— START Material to process —

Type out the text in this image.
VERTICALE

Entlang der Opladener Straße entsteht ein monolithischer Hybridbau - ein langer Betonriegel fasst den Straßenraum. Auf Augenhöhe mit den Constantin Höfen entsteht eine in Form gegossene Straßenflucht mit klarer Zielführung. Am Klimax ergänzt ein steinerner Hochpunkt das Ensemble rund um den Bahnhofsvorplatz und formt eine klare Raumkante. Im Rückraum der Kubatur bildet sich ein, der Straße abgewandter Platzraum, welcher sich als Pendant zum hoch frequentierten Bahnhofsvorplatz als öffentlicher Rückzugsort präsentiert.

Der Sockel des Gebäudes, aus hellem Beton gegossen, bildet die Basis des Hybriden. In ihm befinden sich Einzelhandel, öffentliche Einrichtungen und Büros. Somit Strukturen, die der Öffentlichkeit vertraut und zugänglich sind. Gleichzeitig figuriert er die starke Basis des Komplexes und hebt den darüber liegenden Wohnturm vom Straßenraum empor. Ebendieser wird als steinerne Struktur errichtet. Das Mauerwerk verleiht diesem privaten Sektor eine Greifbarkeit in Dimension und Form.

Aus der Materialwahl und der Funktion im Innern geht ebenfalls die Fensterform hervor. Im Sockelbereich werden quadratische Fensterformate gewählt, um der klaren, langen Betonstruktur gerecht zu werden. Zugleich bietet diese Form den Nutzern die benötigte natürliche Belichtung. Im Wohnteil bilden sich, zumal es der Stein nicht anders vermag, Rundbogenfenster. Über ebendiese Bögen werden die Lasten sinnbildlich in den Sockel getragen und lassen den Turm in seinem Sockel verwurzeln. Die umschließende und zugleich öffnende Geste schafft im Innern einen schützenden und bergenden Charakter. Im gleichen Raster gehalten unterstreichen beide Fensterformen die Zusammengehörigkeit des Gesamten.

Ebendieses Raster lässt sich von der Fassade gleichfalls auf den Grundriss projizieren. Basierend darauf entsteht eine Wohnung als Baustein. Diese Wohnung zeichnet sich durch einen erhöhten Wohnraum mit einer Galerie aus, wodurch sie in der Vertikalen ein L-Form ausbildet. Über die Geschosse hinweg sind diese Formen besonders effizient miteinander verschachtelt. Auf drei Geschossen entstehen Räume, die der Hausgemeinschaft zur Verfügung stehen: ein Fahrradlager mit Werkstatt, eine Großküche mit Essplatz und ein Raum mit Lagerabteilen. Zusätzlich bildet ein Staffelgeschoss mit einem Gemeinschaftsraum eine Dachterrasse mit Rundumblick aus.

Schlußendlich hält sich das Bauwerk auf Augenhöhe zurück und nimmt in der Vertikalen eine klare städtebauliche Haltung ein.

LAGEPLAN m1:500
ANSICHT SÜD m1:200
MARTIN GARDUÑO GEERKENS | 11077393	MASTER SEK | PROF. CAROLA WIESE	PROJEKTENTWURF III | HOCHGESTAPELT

— END Material to process —

* **Your goal**
Please set down the whole listing above without altering a single line.

* **Final result**
Type out the text in this image.
VERTICALE

Entlang der Opladener Straße entsteht ein monolithischer Hybridbau - ein langer Betonriegel fasst den Straßenraum. Auf Augenhöhe mit den Constantin Höfen entsteht eine in Form gegossene Straßenflucht mit klarer Zielführung. Am Klimax ergänzt ein steinerner Hochpunkt das Ensemble rund um den Bahnhofsvorplatz und formt eine klare Raumkante. Im Rückraum der Kubatur bildet sich ein, der Straße abgewandter Platzraum, welcher sich als Pendant zum hoch frequentierten Bahnhofsvorplatz als öffentlicher Rückzugsort präsentiert.

Der Sockel des Gebäudes, aus hellem Beton gegossen, bildet die Basis des Hybriden. In ihm befinden sich Einzelhandel, öffentliche Einrichtungen und Büros. Somit Strukturen, die der Öffentlichkeit vertraut und zugänglich sind. Gleichzeitig figuriert er die starke Basis des Komplexes und hebt den darüber liegenden Wohnturm vom Straßenraum empor. Ebendieser wird als steinerne Struktur errichtet. Das Mauerwerk verleiht diesem privaten Sektor eine Greifbarkeit in Dimension und Form.

Aus der Materialwahl und der Funktion im Innern geht ebenfalls die Fensterform hervor. Im Sockelbereich werden quadratische Fensterformate gewählt, um der klaren, langen Betonstruktur gerecht zu werden. Zugleich bietet diese Form den Nutzern die benötigte natürliche Belichtung. Im Wohnteil bilden sich, zumal es der Stein nicht anders vermag, Rundbogenfenster. Über ebendiese Bögen werden die Lasten sinnbildlich in den Sockel getragen und lassen den Turm in seinem Sockel verwurzeln. Die umschließende und zugleich öffnende Geste schafft im Innern einen schützenden und bergenden Charakter. Im gleichen Raster gehalten unterstreichen beide Fensterformen die Zusammengehörigkeit des Gesamten.

Ebendieses Raster lässt sich von der Fassade gleichfalls auf den Grundriss projizieren. Basierend darauf entsteht eine Wohnung als Baustein. Diese Wohnung zeichnet sich durch einen erhöhten Wohnraum mit einer Galerie aus, wodurch sie in der Vertikalen ein L-Form ausbildet. Über die Geschosse hinweg sind diese Formen besonders effizient miteinander verschachtelt. Auf drei Geschossen entstehen Räume, die der Hausgemeinschaft zur Verfügung stehen: ein Fahrradlager mit Werkstatt, eine Großküche mit Essplatz und ein Raum mit Lagerabteilen. Zusätzlich bildet ein Staffelgeschoss mit einem Gemeinschaftsraum eine Dachterrasse mit Rundumblick aus.

Schlußendlich hält sich das Bauwerk auf Augenhöhe zurück und nimmt in der Vertikalen eine klare städtebauliche Haltung ein.

LAGEPLAN m1:500
ANSICHT SÜD m1:200
MARTIN GARDUÑO GEERKENS | 11077393	MASTER SEK | PROF. CAROLA WIESE	PROJEKTENTWURF III | HOCHGESTAPELT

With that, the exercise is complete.